[EXERCISE BRIEF]: Work out how many lines of the listing hold the string "type". Answer with that number alone.

[TASK INPUT]:
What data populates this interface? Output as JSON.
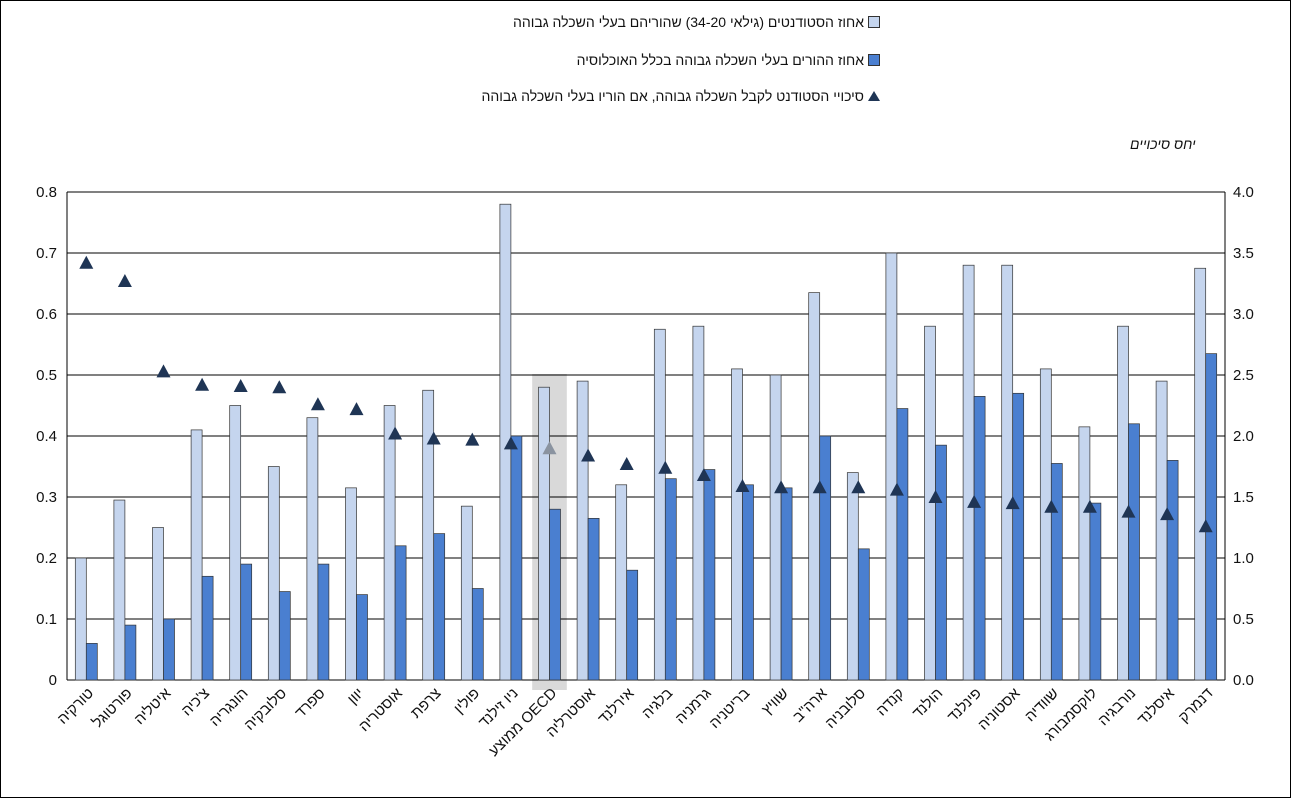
{
  "chart_data": {
    "type": "bar",
    "categories": [
      "טורקיה",
      "פורטוגל",
      "איטליה",
      "צ'כיה",
      "הונגריה",
      "סלובקיה",
      "ספרד",
      "יוון",
      "אוסטריה",
      "צרפת",
      "פולין",
      "ניו זילנד",
      "ממוצע OECD",
      "אוסטרליה",
      "אירלנד",
      "בלגיה",
      "גרמניה",
      "בריטניה",
      "שוויץ",
      "ארה\"ב",
      "סלובניה",
      "קנדה",
      "הולנד",
      "פינלנד",
      "אסטוניה",
      "שוודיה",
      "לוקסמבורג",
      "נורבגיה",
      "איסלנד",
      "דנמרק"
    ],
    "series": [
      {
        "name": "אחוז הסטודנטים (גילאי 34-20) שהוריהם בעלי השכלה גבוהה",
        "type": "bar",
        "axis": "left",
        "color": "#c5d5ee",
        "values": [
          0.2,
          0.295,
          0.25,
          0.41,
          0.45,
          0.35,
          0.43,
          0.315,
          0.45,
          0.475,
          0.285,
          0.78,
          0.48,
          0.49,
          0.32,
          0.575,
          0.58,
          0.51,
          0.5,
          0.635,
          0.34,
          0.7,
          0.58,
          0.68,
          0.68,
          0.51,
          0.415,
          0.58,
          0.49,
          0.675
        ]
      },
      {
        "name": "אחוז ההורים בעלי השכלה גבוהה בכלל האוכלוסיה",
        "type": "bar",
        "axis": "left",
        "color": "#4a7fd0",
        "values": [
          0.06,
          0.09,
          0.1,
          0.17,
          0.19,
          0.145,
          0.19,
          0.14,
          0.22,
          0.24,
          0.15,
          0.4,
          0.28,
          0.265,
          0.18,
          0.33,
          0.345,
          0.32,
          0.315,
          0.4,
          0.215,
          0.445,
          0.385,
          0.465,
          0.47,
          0.355,
          0.29,
          0.42,
          0.36,
          0.535
        ]
      },
      {
        "name": "סיכויי הסטודנט לקבל השכלה גבוהה, אם הוריו בעלי השכלה גבוהה",
        "type": "marker",
        "axis": "right",
        "color": "#1f3555",
        "values": [
          3.42,
          3.27,
          2.53,
          2.42,
          2.41,
          2.4,
          2.26,
          2.22,
          2.02,
          1.98,
          1.97,
          1.94,
          1.9,
          1.84,
          1.77,
          1.74,
          1.68,
          1.59,
          1.58,
          1.58,
          1.58,
          1.56,
          1.5,
          1.46,
          1.45,
          1.42,
          1.42,
          1.38,
          1.36,
          1.26
        ]
      }
    ],
    "highlight_category": "ממוצע OECD",
    "y_left": {
      "min": 0,
      "max": 0.8,
      "ticks": [
        "0",
        "0.1",
        "0.2",
        "0.3",
        "0.4",
        "0.5",
        "0.6",
        "0.7",
        "0.8"
      ]
    },
    "y_right": {
      "min": 0,
      "max": 4.0,
      "title": "יחס סיכויים",
      "ticks": [
        "0.0",
        "0.5",
        "1.0",
        "1.5",
        "2.0",
        "2.5",
        "3.0",
        "3.5",
        "4.0"
      ]
    },
    "grid": true,
    "legend_position": "top"
  },
  "legend": {
    "item1": "אחוז הסטודנטים (גילאי 34-20) שהוריהם בעלי השכלה גבוהה",
    "item2": "אחוז ההורים בעלי השכלה גבוהה בכלל האוכלוסיה",
    "item3": "סיכויי הסטודנט לקבל השכלה גבוהה, אם הוריו בעלי השכלה גבוהה"
  },
  "colors": {
    "bar_light": "#c5d5ee",
    "bar_dark": "#4a7fd0",
    "marker": "#1f3555",
    "highlight": "#d9d9d9"
  }
}
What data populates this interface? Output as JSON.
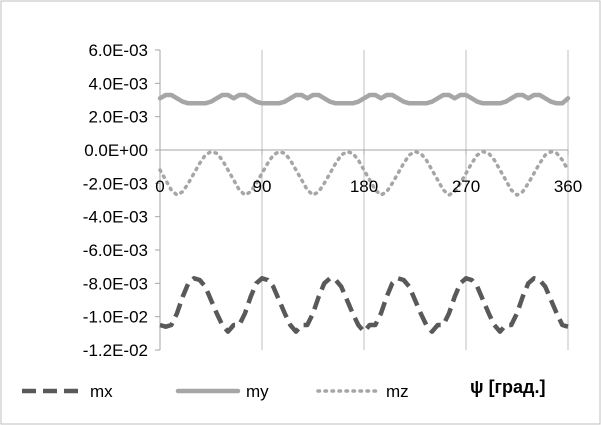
{
  "chart_data": {
    "type": "line",
    "xlabel": "ψ [град.]",
    "ylabel": "",
    "xlim": [
      0,
      360
    ],
    "ylim": [
      -0.012,
      0.006
    ],
    "x_ticks": [
      {
        "value": 0,
        "label": "0"
      },
      {
        "value": 90,
        "label": "90"
      },
      {
        "value": 180,
        "label": "180"
      },
      {
        "value": 270,
        "label": "270"
      },
      {
        "value": 360,
        "label": "360"
      }
    ],
    "y_ticks": [
      {
        "value": 0.006,
        "label": "6.0E-03"
      },
      {
        "value": 0.004,
        "label": "4.0E-03"
      },
      {
        "value": 0.002,
        "label": "2.0E-03"
      },
      {
        "value": 0.0,
        "label": "0.0E+00"
      },
      {
        "value": -0.002,
        "label": "-2.0E-03"
      },
      {
        "value": -0.004,
        "label": "-4.0E-03"
      },
      {
        "value": -0.006,
        "label": "-6.0E-03"
      },
      {
        "value": -0.008,
        "label": "-8.0E-03"
      },
      {
        "value": -0.01,
        "label": "-1.0E-02"
      },
      {
        "value": -0.012,
        "label": "-1.2E-02"
      }
    ],
    "grid": "vertical",
    "legend_position": "bottom",
    "x": [
      0,
      5,
      10,
      15,
      20,
      25,
      30,
      35,
      40,
      45,
      50,
      55,
      60,
      65,
      70,
      75,
      80,
      85,
      90,
      95,
      100,
      105,
      110,
      115,
      120,
      125,
      130,
      135,
      140,
      145,
      150,
      155,
      160,
      165,
      170,
      175,
      180,
      185,
      190,
      195,
      200,
      205,
      210,
      215,
      220,
      225,
      230,
      235,
      240,
      245,
      250,
      255,
      260,
      265,
      270,
      275,
      280,
      285,
      290,
      295,
      300,
      305,
      310,
      315,
      320,
      325,
      330,
      335,
      340,
      345,
      350,
      355,
      360
    ],
    "series": [
      {
        "name": "mx",
        "style": "dashed",
        "color": "#595959",
        "values": [
          -0.0105,
          -0.0106,
          -0.0105,
          -0.0098,
          -0.0088,
          -0.008,
          -0.0077,
          -0.0078,
          -0.0082,
          -0.009,
          -0.0098,
          -0.0105,
          -0.0109,
          -0.0105,
          -0.0105,
          -0.0098,
          -0.0088,
          -0.008,
          -0.0077,
          -0.0078,
          -0.0082,
          -0.009,
          -0.0098,
          -0.0105,
          -0.0109,
          -0.0105,
          -0.0105,
          -0.0098,
          -0.0088,
          -0.008,
          -0.0077,
          -0.0078,
          -0.0082,
          -0.009,
          -0.0098,
          -0.0105,
          -0.0109,
          -0.0105,
          -0.0105,
          -0.0098,
          -0.0088,
          -0.008,
          -0.0077,
          -0.0078,
          -0.0082,
          -0.009,
          -0.0098,
          -0.0105,
          -0.0109,
          -0.0105,
          -0.0105,
          -0.0098,
          -0.0088,
          -0.008,
          -0.0077,
          -0.0078,
          -0.0082,
          -0.009,
          -0.0098,
          -0.0105,
          -0.0109,
          -0.0105,
          -0.0105,
          -0.0098,
          -0.0088,
          -0.008,
          -0.0077,
          -0.0078,
          -0.0082,
          -0.009,
          -0.0098,
          -0.0105,
          -0.0106
        ]
      },
      {
        "name": "my",
        "style": "solid",
        "color": "#a6a6a6",
        "values": [
          0.0031,
          0.0033,
          0.0033,
          0.0031,
          0.0029,
          0.0028,
          0.0028,
          0.0028,
          0.0028,
          0.0029,
          0.0031,
          0.0033,
          0.0033,
          0.0031,
          0.0033,
          0.0033,
          0.0031,
          0.0029,
          0.0028,
          0.0028,
          0.0028,
          0.0028,
          0.0029,
          0.0031,
          0.0033,
          0.0033,
          0.0031,
          0.0033,
          0.0033,
          0.0031,
          0.0029,
          0.0028,
          0.0028,
          0.0028,
          0.0028,
          0.0029,
          0.0031,
          0.0033,
          0.0033,
          0.0031,
          0.0033,
          0.0033,
          0.0031,
          0.0029,
          0.0028,
          0.0028,
          0.0028,
          0.0028,
          0.0029,
          0.0031,
          0.0033,
          0.0033,
          0.0031,
          0.0033,
          0.0033,
          0.0031,
          0.0029,
          0.0028,
          0.0028,
          0.0028,
          0.0028,
          0.0029,
          0.0031,
          0.0033,
          0.0033,
          0.0031,
          0.0033,
          0.0033,
          0.0031,
          0.0029,
          0.0028,
          0.0028,
          0.0031
        ]
      },
      {
        "name": "mz",
        "style": "dotted",
        "color": "#a6a6a6",
        "values": [
          -0.0012,
          -0.0018,
          -0.0024,
          -0.0027,
          -0.0025,
          -0.002,
          -0.0014,
          -0.0008,
          -0.0003,
          -0.0001,
          -0.0002,
          -0.0006,
          -0.0012,
          -0.0018,
          -0.0024,
          -0.0027,
          -0.0025,
          -0.002,
          -0.0014,
          -0.0008,
          -0.0003,
          -0.0001,
          -0.0002,
          -0.0006,
          -0.0012,
          -0.0018,
          -0.0024,
          -0.0027,
          -0.0025,
          -0.002,
          -0.0014,
          -0.0008,
          -0.0003,
          -0.0001,
          -0.0002,
          -0.0006,
          -0.0012,
          -0.0018,
          -0.0024,
          -0.0027,
          -0.0025,
          -0.002,
          -0.0014,
          -0.0008,
          -0.0003,
          -0.0001,
          -0.0002,
          -0.0006,
          -0.0012,
          -0.0018,
          -0.0024,
          -0.0027,
          -0.0025,
          -0.002,
          -0.0014,
          -0.0008,
          -0.0003,
          -0.0001,
          -0.0002,
          -0.0006,
          -0.0012,
          -0.0018,
          -0.0024,
          -0.0027,
          -0.0025,
          -0.002,
          -0.0014,
          -0.0008,
          -0.0003,
          -0.0001,
          -0.0002,
          -0.0006,
          -0.0012
        ]
      }
    ]
  }
}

[SOLUTION FOR THIS EXERCISE]: 5